SAHITE SARR SAMB, DIRECTEUR GENERAL DE LA COMPAGNIE DU THEATRE NATIONAL DANIEL SORANO
Il a traîné sa bosse un peu partout dans le secteur de la culture. Conseiller technique, directeur du livre, directeur de l’Ena. Sahite Sarr Samb est actuellement directeur de la compagnie du Théâtre national Daniel Sorano, ce depuis 2014. L’ancien professeur d’histoire et de géographie revient, dans cet entretien, sur ses principaux défis, notamment la relance du théâtre, afin de lui redorer le blason.
Pouvez-vous brièvement retracer votre parcours ?

────────────────────────────────────────

### [Consignes]
- A) Recopiez tel quel le passage du texte cité qui s'ouvre sur les mots "SAHITE SARR SAMB, DIRECTEUR" et se termine par "votre parcours ?".
- B) D'après le texte cité, depuis quelle année Sahite Sarr Samb dirige-t-il la compagnie du Théâtre national Daniel Sorano ?
Le matériel ci-dessous est indépendant du texte cité.

────────────────────────────────────────

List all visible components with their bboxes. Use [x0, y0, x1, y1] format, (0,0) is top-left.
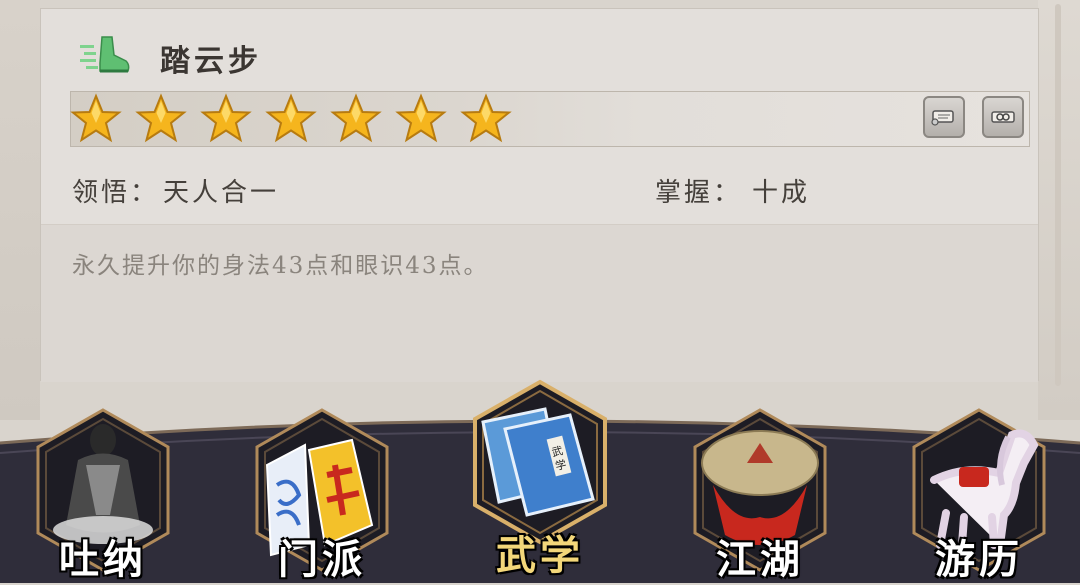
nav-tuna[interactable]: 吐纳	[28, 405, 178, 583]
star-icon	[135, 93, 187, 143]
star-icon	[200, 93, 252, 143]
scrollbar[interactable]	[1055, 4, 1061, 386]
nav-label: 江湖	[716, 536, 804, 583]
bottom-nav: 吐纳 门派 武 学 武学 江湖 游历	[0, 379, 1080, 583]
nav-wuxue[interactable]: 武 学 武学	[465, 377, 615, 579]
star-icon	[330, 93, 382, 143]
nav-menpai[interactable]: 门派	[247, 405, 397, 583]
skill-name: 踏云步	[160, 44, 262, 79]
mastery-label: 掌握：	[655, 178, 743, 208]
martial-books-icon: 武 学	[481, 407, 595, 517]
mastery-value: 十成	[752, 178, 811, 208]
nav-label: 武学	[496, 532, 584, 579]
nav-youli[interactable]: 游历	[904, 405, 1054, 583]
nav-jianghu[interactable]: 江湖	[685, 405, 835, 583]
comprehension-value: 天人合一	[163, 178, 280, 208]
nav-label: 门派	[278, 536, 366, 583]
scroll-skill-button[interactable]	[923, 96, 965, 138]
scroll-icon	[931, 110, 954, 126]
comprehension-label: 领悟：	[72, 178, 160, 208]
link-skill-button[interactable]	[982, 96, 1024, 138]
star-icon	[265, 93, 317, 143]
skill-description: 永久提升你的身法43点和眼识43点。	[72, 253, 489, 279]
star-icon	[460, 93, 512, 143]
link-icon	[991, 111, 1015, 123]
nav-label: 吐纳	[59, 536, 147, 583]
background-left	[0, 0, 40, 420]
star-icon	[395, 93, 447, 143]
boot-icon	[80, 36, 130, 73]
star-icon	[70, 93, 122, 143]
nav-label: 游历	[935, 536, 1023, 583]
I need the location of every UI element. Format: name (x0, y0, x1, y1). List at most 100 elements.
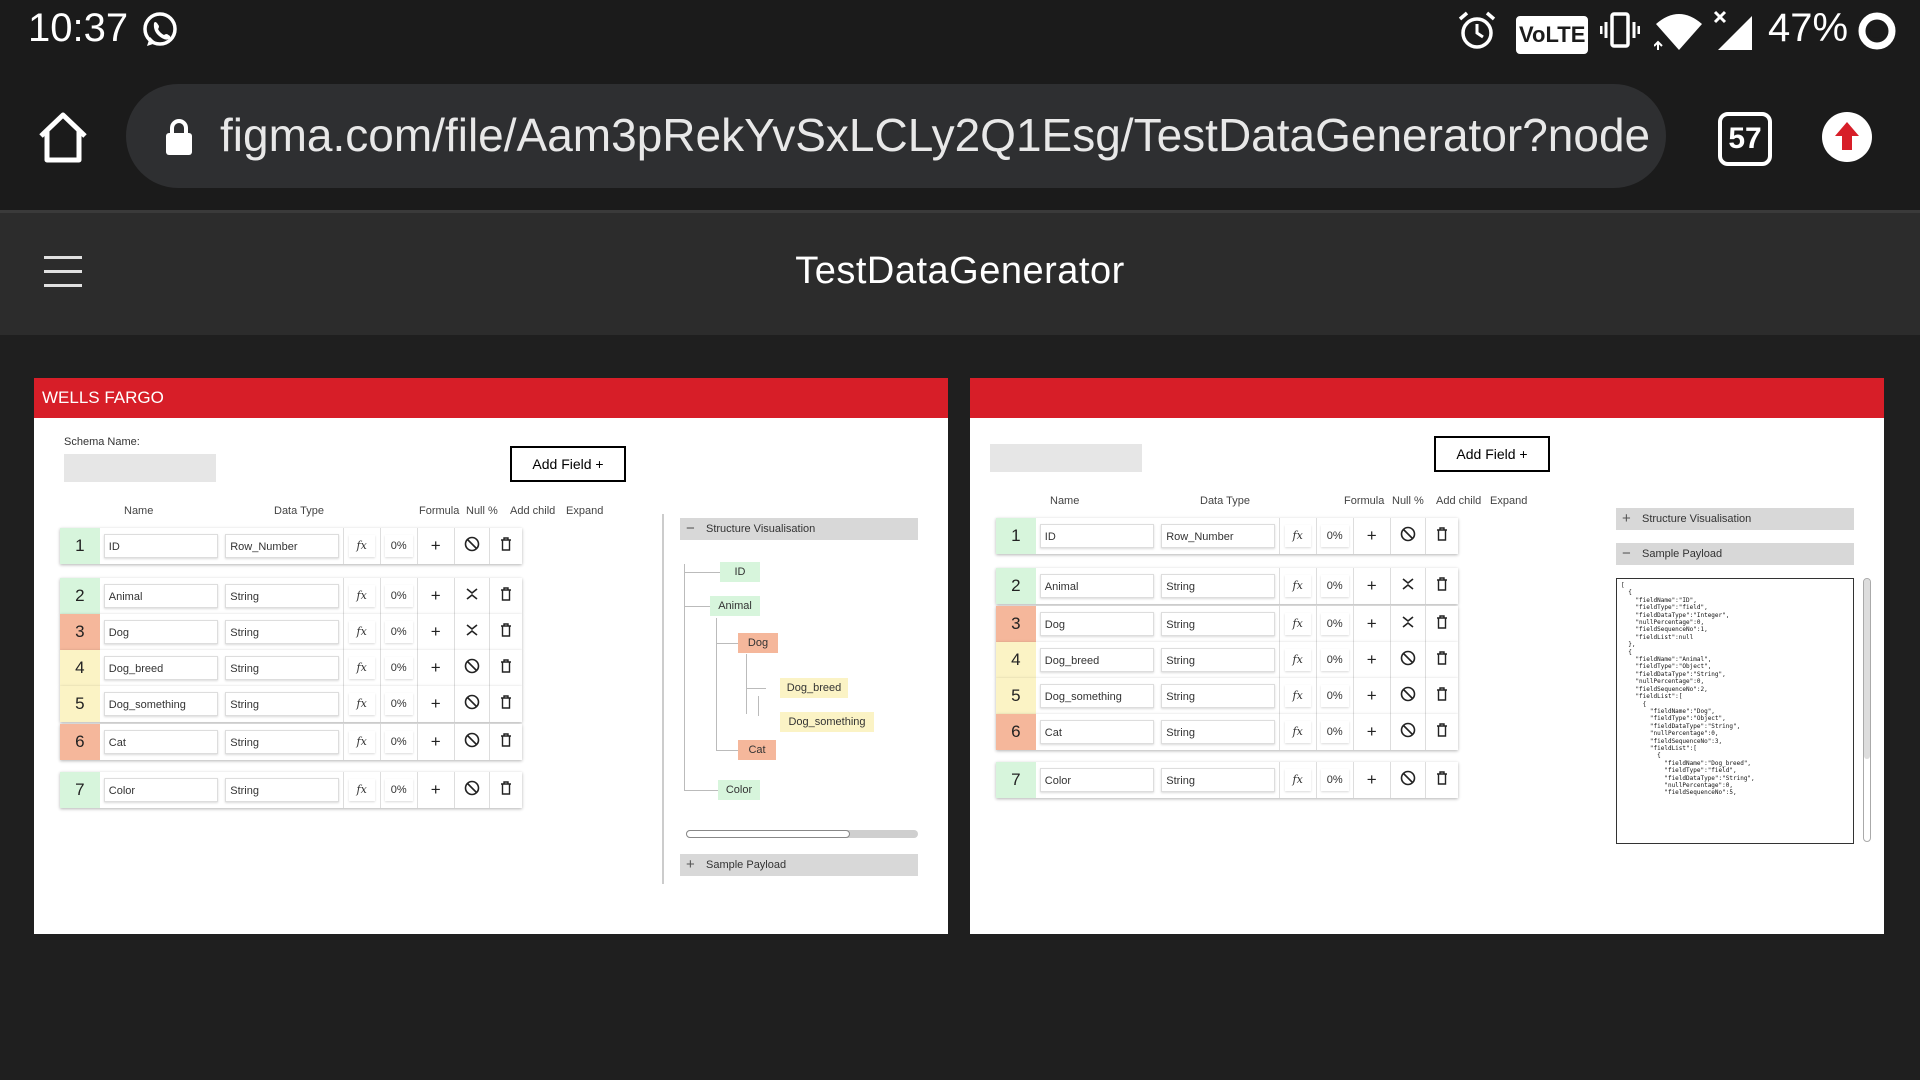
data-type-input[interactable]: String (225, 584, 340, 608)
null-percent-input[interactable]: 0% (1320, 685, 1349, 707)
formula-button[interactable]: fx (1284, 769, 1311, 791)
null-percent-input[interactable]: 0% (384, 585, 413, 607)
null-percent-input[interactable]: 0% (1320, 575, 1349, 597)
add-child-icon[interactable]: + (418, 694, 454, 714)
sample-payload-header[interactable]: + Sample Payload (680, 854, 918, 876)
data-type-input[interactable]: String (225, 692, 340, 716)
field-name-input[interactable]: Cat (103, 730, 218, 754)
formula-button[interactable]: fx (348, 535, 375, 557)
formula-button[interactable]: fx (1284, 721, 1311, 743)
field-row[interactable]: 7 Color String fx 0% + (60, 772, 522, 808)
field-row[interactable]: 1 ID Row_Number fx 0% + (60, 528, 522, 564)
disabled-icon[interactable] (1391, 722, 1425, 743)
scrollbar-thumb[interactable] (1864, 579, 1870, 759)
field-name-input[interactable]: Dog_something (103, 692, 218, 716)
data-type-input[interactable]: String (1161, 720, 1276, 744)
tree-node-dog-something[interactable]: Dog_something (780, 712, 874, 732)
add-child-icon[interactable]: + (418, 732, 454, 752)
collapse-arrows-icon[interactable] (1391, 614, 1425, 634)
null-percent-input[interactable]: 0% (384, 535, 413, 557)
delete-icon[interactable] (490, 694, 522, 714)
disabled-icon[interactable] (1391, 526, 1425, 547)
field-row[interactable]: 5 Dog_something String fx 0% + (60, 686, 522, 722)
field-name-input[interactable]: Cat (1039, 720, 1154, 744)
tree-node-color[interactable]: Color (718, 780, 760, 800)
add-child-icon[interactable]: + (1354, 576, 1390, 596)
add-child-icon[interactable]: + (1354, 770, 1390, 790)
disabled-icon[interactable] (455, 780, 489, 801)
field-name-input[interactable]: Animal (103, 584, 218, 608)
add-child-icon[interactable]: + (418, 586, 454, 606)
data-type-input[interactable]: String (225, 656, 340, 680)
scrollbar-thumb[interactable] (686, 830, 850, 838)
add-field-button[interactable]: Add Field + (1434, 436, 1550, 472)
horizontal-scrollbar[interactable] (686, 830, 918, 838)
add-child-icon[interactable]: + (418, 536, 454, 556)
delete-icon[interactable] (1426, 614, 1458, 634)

────────────────────────────────────────

### [Réponses dans l'ordre]
- A)
SAHITE SARR SAMB, DIRECTEUR GENERAL DE LA COMPAGNIE DU THEATRE NATIONAL DANIEL SORANO
Il a traîné sa bosse un peu partout dans le secteur de la culture. Conseiller technique, directeur du livre, directeur de l’Ena. Sahite Sarr Samb est actuellement directeur de la compagnie du Théâtre national Daniel Sorano, ce depuis 2014. L’ancien professeur d’histoire et de géographie revient, dans cet entretien, sur ses principaux défis, notamment la relance du théâtre, afin de lui redorer le blason.
Pouvez-vous brièvement retracer votre parcours ?

- B) Depuis 2014.